Data for processing

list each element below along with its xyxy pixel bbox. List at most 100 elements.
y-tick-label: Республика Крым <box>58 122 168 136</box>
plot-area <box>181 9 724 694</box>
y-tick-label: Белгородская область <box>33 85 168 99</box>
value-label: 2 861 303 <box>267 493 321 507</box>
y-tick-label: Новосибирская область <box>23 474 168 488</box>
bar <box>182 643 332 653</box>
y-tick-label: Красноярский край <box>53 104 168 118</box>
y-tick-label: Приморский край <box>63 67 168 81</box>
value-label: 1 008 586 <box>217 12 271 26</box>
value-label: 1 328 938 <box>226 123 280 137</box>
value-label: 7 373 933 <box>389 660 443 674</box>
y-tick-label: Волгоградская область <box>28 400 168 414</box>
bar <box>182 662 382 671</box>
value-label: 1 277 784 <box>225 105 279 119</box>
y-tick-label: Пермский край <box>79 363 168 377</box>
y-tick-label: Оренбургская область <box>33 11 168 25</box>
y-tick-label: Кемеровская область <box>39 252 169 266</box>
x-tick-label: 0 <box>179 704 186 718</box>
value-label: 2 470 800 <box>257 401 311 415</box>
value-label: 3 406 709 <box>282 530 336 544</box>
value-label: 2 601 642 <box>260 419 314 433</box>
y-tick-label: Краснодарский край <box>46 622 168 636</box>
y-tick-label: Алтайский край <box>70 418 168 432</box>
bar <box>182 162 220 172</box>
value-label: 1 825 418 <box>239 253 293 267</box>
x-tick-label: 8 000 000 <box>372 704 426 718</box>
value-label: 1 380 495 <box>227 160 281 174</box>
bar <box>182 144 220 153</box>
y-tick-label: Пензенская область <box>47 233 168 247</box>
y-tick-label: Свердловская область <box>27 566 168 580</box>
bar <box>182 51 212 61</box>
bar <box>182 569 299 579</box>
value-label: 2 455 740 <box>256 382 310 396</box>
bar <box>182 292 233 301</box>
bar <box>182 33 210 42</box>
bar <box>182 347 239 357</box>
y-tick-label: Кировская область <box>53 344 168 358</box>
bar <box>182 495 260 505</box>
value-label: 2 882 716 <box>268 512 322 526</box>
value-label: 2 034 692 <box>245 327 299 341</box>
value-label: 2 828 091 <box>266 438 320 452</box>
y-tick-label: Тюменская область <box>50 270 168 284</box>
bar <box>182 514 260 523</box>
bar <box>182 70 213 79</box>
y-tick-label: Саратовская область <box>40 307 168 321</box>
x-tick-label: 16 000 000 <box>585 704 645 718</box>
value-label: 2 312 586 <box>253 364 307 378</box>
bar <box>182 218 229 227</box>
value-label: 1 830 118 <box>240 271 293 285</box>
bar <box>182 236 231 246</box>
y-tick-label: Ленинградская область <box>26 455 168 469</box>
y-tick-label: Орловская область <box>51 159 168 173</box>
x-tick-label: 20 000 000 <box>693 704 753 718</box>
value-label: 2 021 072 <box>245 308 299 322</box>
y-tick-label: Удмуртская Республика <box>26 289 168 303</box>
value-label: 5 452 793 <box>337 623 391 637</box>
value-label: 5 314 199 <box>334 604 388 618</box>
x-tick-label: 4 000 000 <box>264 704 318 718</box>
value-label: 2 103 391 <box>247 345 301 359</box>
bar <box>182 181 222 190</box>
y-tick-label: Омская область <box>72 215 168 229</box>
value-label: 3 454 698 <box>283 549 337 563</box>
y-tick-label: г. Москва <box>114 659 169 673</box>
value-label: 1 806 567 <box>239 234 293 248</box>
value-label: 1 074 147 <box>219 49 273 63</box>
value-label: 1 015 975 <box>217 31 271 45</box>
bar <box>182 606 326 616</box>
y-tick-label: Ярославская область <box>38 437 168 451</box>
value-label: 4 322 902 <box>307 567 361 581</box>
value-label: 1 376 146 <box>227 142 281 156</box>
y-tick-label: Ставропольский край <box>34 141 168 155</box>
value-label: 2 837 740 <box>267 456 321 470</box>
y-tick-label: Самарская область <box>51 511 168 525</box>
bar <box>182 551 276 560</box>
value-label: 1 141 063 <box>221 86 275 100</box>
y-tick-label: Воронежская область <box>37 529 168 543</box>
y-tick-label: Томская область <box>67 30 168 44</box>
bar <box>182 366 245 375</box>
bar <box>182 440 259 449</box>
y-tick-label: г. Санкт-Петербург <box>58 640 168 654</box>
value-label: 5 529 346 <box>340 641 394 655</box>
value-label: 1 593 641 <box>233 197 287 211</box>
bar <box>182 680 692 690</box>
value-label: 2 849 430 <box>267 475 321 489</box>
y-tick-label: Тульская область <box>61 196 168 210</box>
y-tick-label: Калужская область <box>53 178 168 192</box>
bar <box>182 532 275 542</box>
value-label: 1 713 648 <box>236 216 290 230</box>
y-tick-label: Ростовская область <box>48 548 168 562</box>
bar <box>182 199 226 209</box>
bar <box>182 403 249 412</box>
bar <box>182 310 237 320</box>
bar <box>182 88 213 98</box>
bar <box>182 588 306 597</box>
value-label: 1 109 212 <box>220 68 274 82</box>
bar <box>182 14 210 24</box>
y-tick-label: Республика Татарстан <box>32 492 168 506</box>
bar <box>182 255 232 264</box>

What needs to be done
Reproduce the records above with every "value-label" switched to "data-label". Keep everything else unchanged.

Result of the task
list each element below along with its xyxy pixel bbox. List at most 100 elements.
y-tick-label: Республика Крым <box>58 122 168 136</box>
plot-area <box>181 9 724 694</box>
y-tick-label: Белгородская область <box>33 85 168 99</box>
data-label: 2 861 303 <box>267 493 321 507</box>
y-tick-label: Новосибирская область <box>23 474 168 488</box>
bar <box>182 643 332 653</box>
y-tick-label: Красноярский край <box>53 104 168 118</box>
y-tick-label: Приморский край <box>63 67 168 81</box>
data-label: 1 008 586 <box>217 12 271 26</box>
data-label: 1 328 938 <box>226 123 280 137</box>
data-label: 7 373 933 <box>389 660 443 674</box>
y-tick-label: Волгоградская область <box>28 400 168 414</box>
bar <box>182 662 382 671</box>
data-label: 1 277 784 <box>225 105 279 119</box>
y-tick-label: Пермский край <box>79 363 168 377</box>
y-tick-label: Оренбургская область <box>33 11 168 25</box>
y-tick-label: Кемеровская область <box>39 252 169 266</box>
x-tick-label: 0 <box>179 704 186 718</box>
data-label: 2 470 800 <box>257 401 311 415</box>
data-label: 3 406 709 <box>282 530 336 544</box>
data-label: 2 601 642 <box>260 419 314 433</box>
y-tick-label: Краснодарский край <box>46 622 168 636</box>
y-tick-label: Алтайский край <box>70 418 168 432</box>
bar <box>182 162 220 172</box>
data-label: 1 825 418 <box>239 253 293 267</box>
x-tick-label: 8 000 000 <box>372 704 426 718</box>
data-label: 1 380 495 <box>227 160 281 174</box>
bar <box>182 144 220 153</box>
y-tick-label: Пензенская область <box>47 233 168 247</box>
y-tick-label: Свердловская область <box>27 566 168 580</box>
bar <box>182 51 212 61</box>
bar <box>182 569 299 579</box>
data-label: 2 455 740 <box>256 382 310 396</box>
bar <box>182 292 233 301</box>
bar <box>182 33 210 42</box>
bar <box>182 347 239 357</box>
y-tick-label: Кировская область <box>53 344 168 358</box>
bar <box>182 495 260 505</box>
data-label: 2 882 716 <box>268 512 322 526</box>
data-label: 2 034 692 <box>245 327 299 341</box>
data-label: 2 828 091 <box>266 438 320 452</box>
y-tick-label: Тюменская область <box>50 270 168 284</box>
bar <box>182 514 260 523</box>
bar <box>182 70 213 79</box>
y-tick-label: Саратовская область <box>40 307 168 321</box>
x-tick-label: 16 000 000 <box>585 704 645 718</box>
data-label: 2 312 586 <box>253 364 307 378</box>
bar <box>182 218 229 227</box>
data-label: 1 830 118 <box>240 271 293 285</box>
bar <box>182 236 231 246</box>
y-tick-label: Ленинградская область <box>26 455 168 469</box>
y-tick-label: Орловская область <box>51 159 168 173</box>
x-tick-label: 20 000 000 <box>693 704 753 718</box>
data-label: 2 021 072 <box>245 308 299 322</box>
y-tick-label: Удмуртская Республика <box>26 289 168 303</box>
data-label: 5 452 793 <box>337 623 391 637</box>
data-label: 5 314 199 <box>334 604 388 618</box>
x-tick-label: 4 000 000 <box>264 704 318 718</box>
data-label: 2 103 391 <box>247 345 301 359</box>
bar <box>182 181 222 190</box>
y-tick-label: Омская область <box>72 215 168 229</box>
data-label: 3 454 698 <box>283 549 337 563</box>
y-tick-label: г. Москва <box>114 659 169 673</box>
data-label: 1 806 567 <box>239 234 293 248</box>
data-label: 1 074 147 <box>219 49 273 63</box>
data-label: 1 015 975 <box>217 31 271 45</box>
bar <box>182 606 326 616</box>
y-tick-label: Ярославская область <box>38 437 168 451</box>
data-label: 4 322 902 <box>307 567 361 581</box>
data-label: 1 376 146 <box>227 142 281 156</box>
y-tick-label: Ставропольский край <box>34 141 168 155</box>
data-label: 2 837 740 <box>267 456 321 470</box>
y-tick-label: Самарская область <box>51 511 168 525</box>
bar <box>182 551 276 560</box>
data-label: 1 141 063 <box>221 86 275 100</box>
y-tick-label: Воронежская область <box>37 529 168 543</box>
y-tick-label: Томская область <box>67 30 168 44</box>
bar <box>182 366 245 375</box>
bar <box>182 440 259 449</box>
y-tick-label: г. Санкт-Петербург <box>58 640 168 654</box>
data-label: 5 529 346 <box>340 641 394 655</box>
data-label: 1 593 641 <box>233 197 287 211</box>
bar <box>182 680 692 690</box>
data-label: 2 849 430 <box>267 475 321 489</box>
y-tick-label: Тульская область <box>61 196 168 210</box>
y-tick-label: Калужская область <box>53 178 168 192</box>
bar <box>182 532 275 542</box>
data-label: 1 713 648 <box>236 216 290 230</box>
y-tick-label: Ростовская область <box>48 548 168 562</box>
bar <box>182 199 226 209</box>
bar <box>182 403 249 412</box>
bar <box>182 310 237 320</box>
bar <box>182 88 213 98</box>
bar <box>182 588 306 597</box>
data-label: 1 109 212 <box>220 68 274 82</box>
bar <box>182 14 210 24</box>
y-tick-label: Республика Татарстан <box>32 492 168 506</box>
bar <box>182 255 232 264</box>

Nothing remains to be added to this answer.